Lynton Talbot is the founder of Parrhesiades, a multi-platform project space for artists who work with language — written, spoken or otherwise performed. He is also a founding participant in OFFSHORE, an itinerant performance company and pedagogical structure initiated by Cally Spooner in 2017. OFFSHORE has gathered at The Swiss Institute, New York; The M Museum, Leuven; CCA, Singapore; Centre for National Dance, Paris; Serpentine Galleries, London; The Whitechapel, London. In 2019, Lynton co-curated with Hana Noorali The Season of Cartesian Weeping at The David Roberts Foundation for their annual curator’s series and in 2021, their book, Intertitles, an anthology at the intersection of writing and visual art, was published by Prototype Press. Forthcoming projects include an exhibition at The Amant Foundation in New York with Quinn Latimer and an exhibition at Galerija Prozori in Zagreb.

______

--- Task description ---
Copy out the passage on Lynton Talbot from "Lynton Talbot is" up to and including "Prozori in Zagreb.", and switch every "exhibition" to "show". The records were taken from a different source than the passage on Lynton Talbot.

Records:
______

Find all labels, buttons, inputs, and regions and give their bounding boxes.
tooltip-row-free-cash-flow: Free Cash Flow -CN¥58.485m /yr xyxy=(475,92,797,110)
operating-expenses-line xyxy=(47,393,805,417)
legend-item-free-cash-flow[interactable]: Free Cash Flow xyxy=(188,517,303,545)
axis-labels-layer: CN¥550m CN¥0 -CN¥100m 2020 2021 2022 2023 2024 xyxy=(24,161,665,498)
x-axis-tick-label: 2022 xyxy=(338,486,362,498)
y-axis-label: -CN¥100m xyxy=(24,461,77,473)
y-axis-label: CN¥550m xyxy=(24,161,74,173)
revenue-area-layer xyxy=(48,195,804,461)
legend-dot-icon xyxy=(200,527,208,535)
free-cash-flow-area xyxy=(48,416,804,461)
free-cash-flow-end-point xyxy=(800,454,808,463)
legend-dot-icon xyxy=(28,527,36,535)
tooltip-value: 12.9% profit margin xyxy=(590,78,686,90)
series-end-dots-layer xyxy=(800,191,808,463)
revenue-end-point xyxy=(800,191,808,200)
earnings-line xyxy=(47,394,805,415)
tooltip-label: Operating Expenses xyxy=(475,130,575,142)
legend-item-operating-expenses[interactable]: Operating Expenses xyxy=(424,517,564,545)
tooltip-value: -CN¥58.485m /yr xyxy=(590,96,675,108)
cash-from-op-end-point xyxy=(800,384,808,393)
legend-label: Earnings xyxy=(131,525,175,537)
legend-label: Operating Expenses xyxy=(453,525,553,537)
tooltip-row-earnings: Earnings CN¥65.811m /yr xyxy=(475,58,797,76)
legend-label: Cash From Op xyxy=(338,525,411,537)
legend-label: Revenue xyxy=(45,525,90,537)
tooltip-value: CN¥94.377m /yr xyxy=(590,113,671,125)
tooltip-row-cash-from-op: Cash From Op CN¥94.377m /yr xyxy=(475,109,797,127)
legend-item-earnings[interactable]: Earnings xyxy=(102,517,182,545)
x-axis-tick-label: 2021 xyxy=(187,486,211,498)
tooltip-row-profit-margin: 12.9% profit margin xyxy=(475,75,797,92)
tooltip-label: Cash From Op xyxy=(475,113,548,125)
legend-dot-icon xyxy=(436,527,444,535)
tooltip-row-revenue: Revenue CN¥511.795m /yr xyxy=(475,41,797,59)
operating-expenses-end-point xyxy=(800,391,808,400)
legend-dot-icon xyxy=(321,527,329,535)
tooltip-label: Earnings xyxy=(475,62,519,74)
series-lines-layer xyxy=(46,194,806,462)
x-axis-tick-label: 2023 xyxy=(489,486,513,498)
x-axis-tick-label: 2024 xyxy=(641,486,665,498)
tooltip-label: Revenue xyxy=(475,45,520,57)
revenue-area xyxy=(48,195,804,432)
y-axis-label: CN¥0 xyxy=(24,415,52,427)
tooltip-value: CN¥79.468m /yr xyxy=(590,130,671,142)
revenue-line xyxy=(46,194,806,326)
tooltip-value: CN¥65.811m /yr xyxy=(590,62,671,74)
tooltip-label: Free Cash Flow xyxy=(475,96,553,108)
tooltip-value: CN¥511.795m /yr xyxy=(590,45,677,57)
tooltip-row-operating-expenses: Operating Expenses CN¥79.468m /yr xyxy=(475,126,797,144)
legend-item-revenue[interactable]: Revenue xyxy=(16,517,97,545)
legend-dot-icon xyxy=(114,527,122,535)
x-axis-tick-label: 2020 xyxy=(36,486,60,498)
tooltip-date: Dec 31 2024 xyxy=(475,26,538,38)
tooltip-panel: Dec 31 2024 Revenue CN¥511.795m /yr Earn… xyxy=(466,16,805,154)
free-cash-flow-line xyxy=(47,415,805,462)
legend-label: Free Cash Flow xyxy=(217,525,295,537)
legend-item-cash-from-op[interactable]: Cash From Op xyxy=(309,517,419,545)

______

--- Expected answer ---
Lynton Talbot is the founder of Parrhesiades, a multi-platform project space for artists who work with language — written, spoken or otherwise performed. He is also a founding participant in OFFSHORE, an itinerant performance company and pedagogical structure initiated by Cally Spooner in 2017. OFFSHORE has gathered at The Swiss Institute, New York; The M Museum, Leuven; CCA, Singapore; Centre for National Dance, Paris; Serpentine Galleries, London; The Whitechapel, London. In 2019, Lynton co-curated with Hana Noorali The Season of Cartesian Weeping at The David Roberts Foundation for their annual curator’s series and in 2021, their book, Intertitles, an anthology at the intersection of writing and visual art, was published by Prototype Press. Forthcoming projects include an show at The Amant Foundation in New York with Quinn Latimer and an show at Galerija Prozori in Zagreb.